--- DATA RECORDS ---

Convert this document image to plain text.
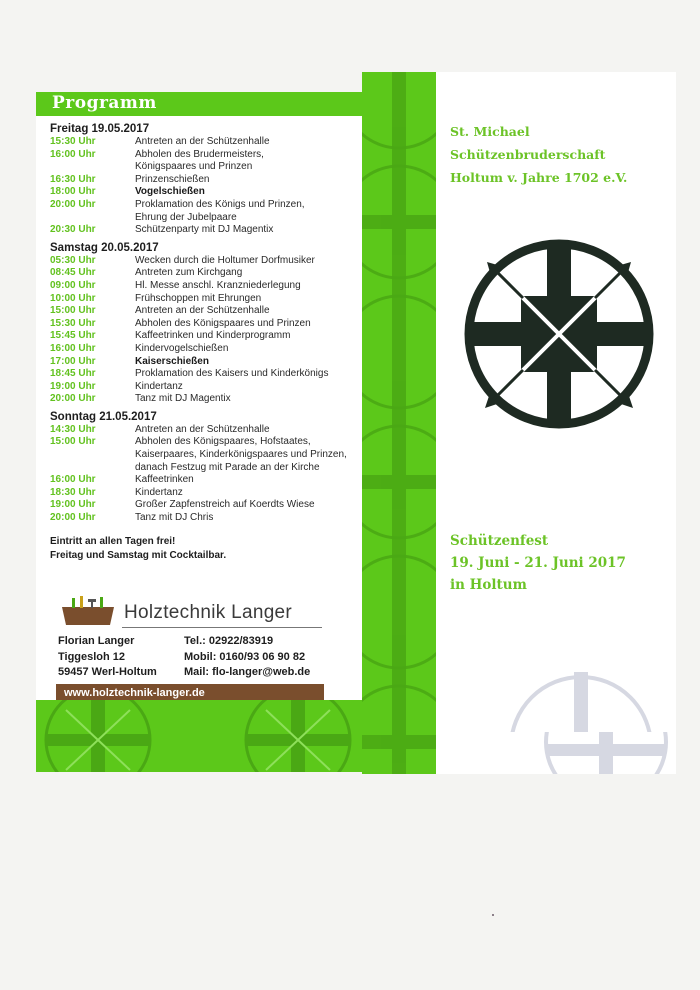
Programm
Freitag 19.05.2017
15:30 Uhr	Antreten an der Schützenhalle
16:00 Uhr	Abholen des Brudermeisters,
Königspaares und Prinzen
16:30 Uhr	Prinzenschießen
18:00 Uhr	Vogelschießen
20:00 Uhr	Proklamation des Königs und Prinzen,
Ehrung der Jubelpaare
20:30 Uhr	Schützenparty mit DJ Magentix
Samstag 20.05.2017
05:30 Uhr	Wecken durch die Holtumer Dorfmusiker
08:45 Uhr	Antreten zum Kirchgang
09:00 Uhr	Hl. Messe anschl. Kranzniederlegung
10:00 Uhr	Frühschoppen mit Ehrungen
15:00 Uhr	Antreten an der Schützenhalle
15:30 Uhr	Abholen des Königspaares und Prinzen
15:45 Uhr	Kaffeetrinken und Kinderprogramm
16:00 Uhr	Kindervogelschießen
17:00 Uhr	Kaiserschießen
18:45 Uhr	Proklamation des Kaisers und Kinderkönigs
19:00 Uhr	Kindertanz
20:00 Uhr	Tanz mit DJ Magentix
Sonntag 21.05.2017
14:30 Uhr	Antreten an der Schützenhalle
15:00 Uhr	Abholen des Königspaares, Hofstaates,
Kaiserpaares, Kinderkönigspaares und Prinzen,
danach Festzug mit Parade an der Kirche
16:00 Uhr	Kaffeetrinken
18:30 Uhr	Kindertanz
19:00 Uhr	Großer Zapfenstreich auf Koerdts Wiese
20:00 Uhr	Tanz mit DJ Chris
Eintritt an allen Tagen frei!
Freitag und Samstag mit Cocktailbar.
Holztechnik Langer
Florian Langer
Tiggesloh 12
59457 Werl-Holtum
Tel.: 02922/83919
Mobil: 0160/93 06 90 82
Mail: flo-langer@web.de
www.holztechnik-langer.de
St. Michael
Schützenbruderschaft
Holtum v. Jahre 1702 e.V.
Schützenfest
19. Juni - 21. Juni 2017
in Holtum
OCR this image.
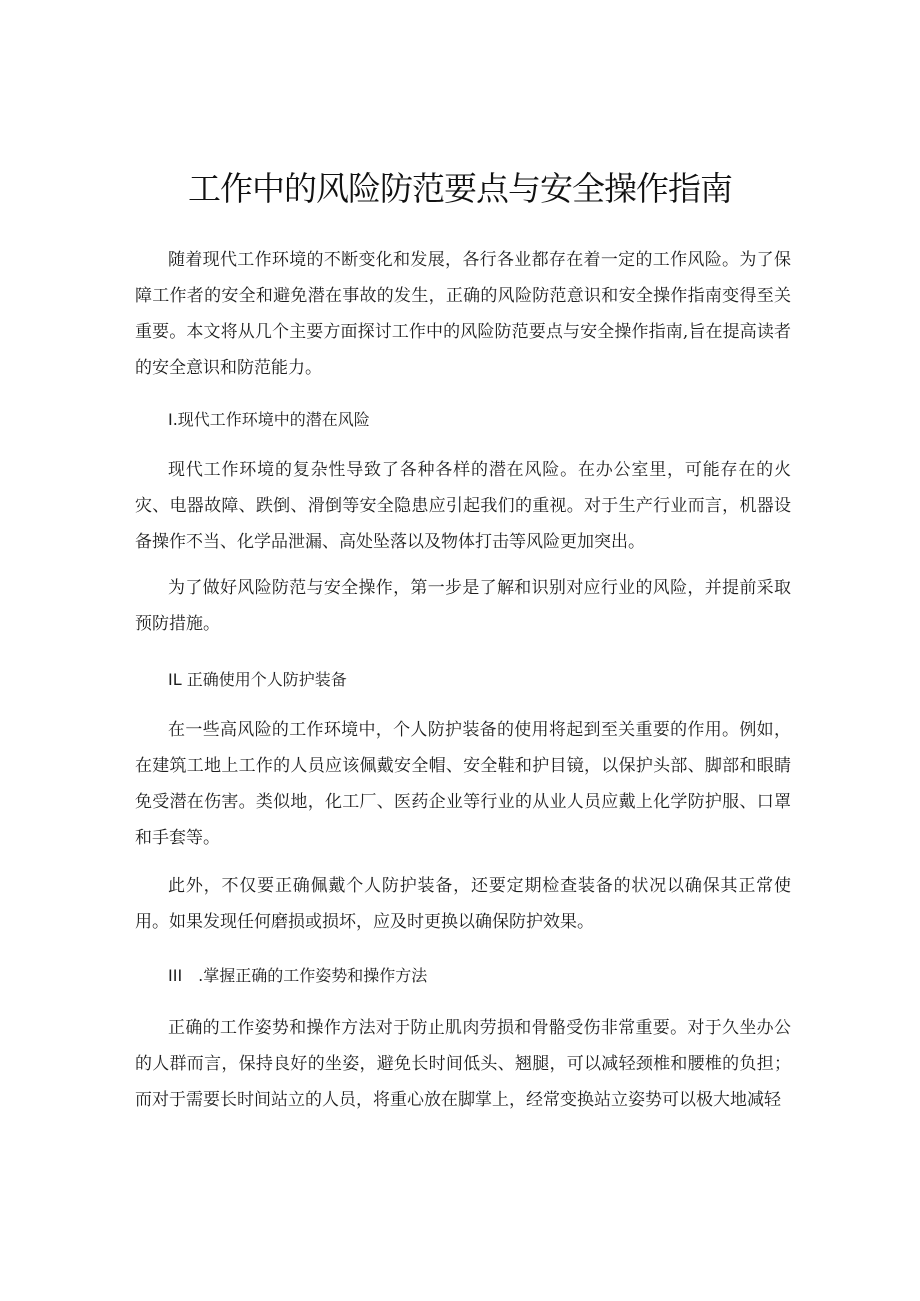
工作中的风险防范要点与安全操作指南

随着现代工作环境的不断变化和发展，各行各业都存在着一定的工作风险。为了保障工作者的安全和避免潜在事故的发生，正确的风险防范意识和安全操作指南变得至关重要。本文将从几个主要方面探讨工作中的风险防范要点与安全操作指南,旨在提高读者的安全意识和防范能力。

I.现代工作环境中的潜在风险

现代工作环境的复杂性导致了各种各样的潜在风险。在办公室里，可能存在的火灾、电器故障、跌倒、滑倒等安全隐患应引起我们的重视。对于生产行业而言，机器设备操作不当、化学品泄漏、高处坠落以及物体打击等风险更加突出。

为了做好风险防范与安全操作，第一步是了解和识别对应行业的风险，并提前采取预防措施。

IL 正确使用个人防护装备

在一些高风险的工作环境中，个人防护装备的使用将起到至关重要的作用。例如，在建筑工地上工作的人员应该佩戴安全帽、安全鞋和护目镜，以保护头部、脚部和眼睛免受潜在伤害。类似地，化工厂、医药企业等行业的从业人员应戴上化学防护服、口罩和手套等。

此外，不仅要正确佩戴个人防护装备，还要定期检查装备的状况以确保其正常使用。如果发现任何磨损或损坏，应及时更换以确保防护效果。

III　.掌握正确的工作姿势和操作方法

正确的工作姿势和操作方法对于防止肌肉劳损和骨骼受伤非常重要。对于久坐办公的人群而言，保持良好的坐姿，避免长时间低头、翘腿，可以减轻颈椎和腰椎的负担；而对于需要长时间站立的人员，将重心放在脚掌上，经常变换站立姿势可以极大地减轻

---

GIVEN REQUEST. Without including any pictures, print all of the material exactly as given.

RESPONSE FOR THIS EXERCISE.
Convert this document image to plain text.
Programm
Freitag 19.05.2017
15:30 Uhr	Antreten an der Schützenhalle
16:00 Uhr	Abholen des Brudermeisters,
Königspaares und Prinzen
16:30 Uhr	Prinzenschießen
18:00 Uhr	Vogelschießen
20:00 Uhr	Proklamation des Königs und Prinzen,
Ehrung der Jubelpaare
20:30 Uhr	Schützenparty mit DJ Magentix
Samstag 20.05.2017
05:30 Uhr	Wecken durch die Holtumer Dorfmusiker
08:45 Uhr	Antreten zum Kirchgang
09:00 Uhr	Hl. Messe anschl. Kranzniederlegung
10:00 Uhr	Frühschoppen mit Ehrungen
15:00 Uhr	Antreten an der Schützenhalle
15:30 Uhr	Abholen des Königspaares und Prinzen
15:45 Uhr	Kaffeetrinken und Kinderprogramm
16:00 Uhr	Kindervogelschießen
17:00 Uhr	Kaiserschießen
18:45 Uhr	Proklamation des Kaisers und Kinderkönigs
19:00 Uhr	Kindertanz
20:00 Uhr	Tanz mit DJ Magentix
Sonntag 21.05.2017
14:30 Uhr	Antreten an der Schützenhalle
15:00 Uhr	Abholen des Königspaares, Hofstaates,
Kaiserpaares, Kinderkönigspaares und Prinzen,
danach Festzug mit Parade an der Kirche
16:00 Uhr	Kaffeetrinken
18:30 Uhr	Kindertanz
19:00 Uhr	Großer Zapfenstreich auf Koerdts Wiese
20:00 Uhr	Tanz mit DJ Chris
Eintritt an allen Tagen frei!
Freitag und Samstag mit Cocktailbar.
Holztechnik Langer
Florian Langer
Tiggesloh 12
59457 Werl-Holtum
Tel.: 02922/83919
Mobil: 0160/93 06 90 82
Mail: flo-langer@web.de
www.holztechnik-langer.de
St. Michael
Schützenbruderschaft
Holtum v. Jahre 1702 e.V.
Schützenfest
19. Juni - 21. Juni 2017
in Holtum
OCR this image.
工作中的风险防范要点与安全操作指南

随着现代工作环境的不断变化和发展，各行各业都存在着一定的工作风险。为了保障工作者的安全和避免潜在事故的发生，正确的风险防范意识和安全操作指南变得至关重要。本文将从几个主要方面探讨工作中的风险防范要点与安全操作指南,旨在提高读者的安全意识和防范能力。

I.现代工作环境中的潜在风险

现代工作环境的复杂性导致了各种各样的潜在风险。在办公室里，可能存在的火灾、电器故障、跌倒、滑倒等安全隐患应引起我们的重视。对于生产行业而言，机器设备操作不当、化学品泄漏、高处坠落以及物体打击等风险更加突出。

为了做好风险防范与安全操作，第一步是了解和识别对应行业的风险，并提前采取预防措施。

IL 正确使用个人防护装备

在一些高风险的工作环境中，个人防护装备的使用将起到至关重要的作用。例如，在建筑工地上工作的人员应该佩戴安全帽、安全鞋和护目镜，以保护头部、脚部和眼睛免受潜在伤害。类似地，化工厂、医药企业等行业的从业人员应戴上化学防护服、口罩和手套等。

此外，不仅要正确佩戴个人防护装备，还要定期检查装备的状况以确保其正常使用。如果发现任何磨损或损坏，应及时更换以确保防护效果。

III　.掌握正确的工作姿势和操作方法

正确的工作姿势和操作方法对于防止肌肉劳损和骨骼受伤非常重要。对于久坐办公的人群而言，保持良好的坐姿，避免长时间低头、翘腿，可以减轻颈椎和腰椎的负担；而对于需要长时间站立的人员，将重心放在脚掌上，经常变换站立姿势可以极大地减轻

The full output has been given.